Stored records
--*--

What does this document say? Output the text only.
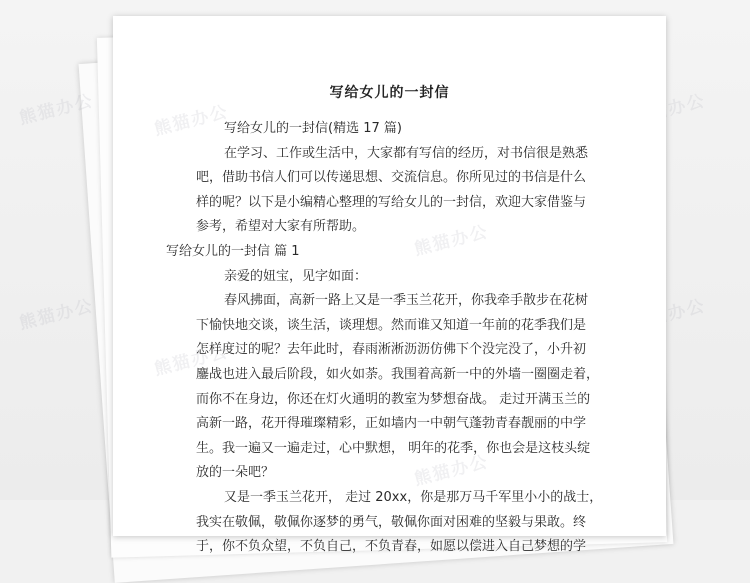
熊猫办公
熊猫办公
熊猫办公
熊猫办公
熊猫办公
熊猫办公
熊猫办公
熊猫办公
写给女儿的一封信
写给女儿的一封信(精选 17 篇)
在学习、工作或生活中，大家都有写信的经历，对书信很是熟悉
吧，借助书信人们可以传递思想、交流信息。你所见过的书信是什么
样的呢？以下是小编精心整理的写给女儿的一封信，欢迎大家借鉴与
参考，希望对大家有所帮助。
写给女儿的一封信 篇 1
亲爱的妞宝，见字如面：
春风拂面，高新一路上又是一季玉兰花开，你我牵手散步在花树
下愉快地交谈，谈生活，谈理想。然而谁又知道一年前的花季我们是
怎样度过的呢？去年此时，春雨淅淅沥沥仿佛下个没完没了，小升初
鏖战也进入最后阶段，如火如荼。我围着高新一中的外墙一圈圈走着，
而你不在身边，你还在灯火通明的教室为梦想奋战。 走过开满玉兰的
高新一路，花开得璀璨精彩，正如墙内一中朝气蓬勃青春靓丽的中学
生。我一遍又一遍走过，心中默想， 明年的花季，你也会是这枝头绽
放的一朵吧？
又是一季玉兰花开， 走过 20xx，你是那万马千军里小小的战士，
我实在敬佩，敬佩你逐梦的勇气，敬佩你面对困难的坚毅与果敢。终
于，你不负众望，不负自己，不负青春，如愿以偿进入自己梦想的学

--*--

Leave out the pictures and give the listing above again exactly.

RESULT OF THE TASK:
What does this document say? Output the text only.
熊猫办公
熊猫办公
熊猫办公
熊猫办公
熊猫办公
熊猫办公
熊猫办公
熊猫办公
写给女儿的一封信
写给女儿的一封信(精选 17 篇)
在学习、工作或生活中，大家都有写信的经历，对书信很是熟悉
吧，借助书信人们可以传递思想、交流信息。你所见过的书信是什么
样的呢？以下是小编精心整理的写给女儿的一封信，欢迎大家借鉴与
参考，希望对大家有所帮助。
写给女儿的一封信 篇 1
亲爱的妞宝，见字如面：
春风拂面，高新一路上又是一季玉兰花开，你我牵手散步在花树
下愉快地交谈，谈生活，谈理想。然而谁又知道一年前的花季我们是
怎样度过的呢？去年此时，春雨淅淅沥沥仿佛下个没完没了，小升初
鏖战也进入最后阶段，如火如荼。我围着高新一中的外墙一圈圈走着，
而你不在身边，你还在灯火通明的教室为梦想奋战。 走过开满玉兰的
高新一路，花开得璀璨精彩，正如墙内一中朝气蓬勃青春靓丽的中学
生。我一遍又一遍走过，心中默想， 明年的花季，你也会是这枝头绽
放的一朵吧？
又是一季玉兰花开， 走过 20xx，你是那万马千军里小小的战士，
我实在敬佩，敬佩你逐梦的勇气，敬佩你面对困难的坚毅与果敢。终
于，你不负众望，不负自己，不负青春，如愿以偿进入自己梦想的学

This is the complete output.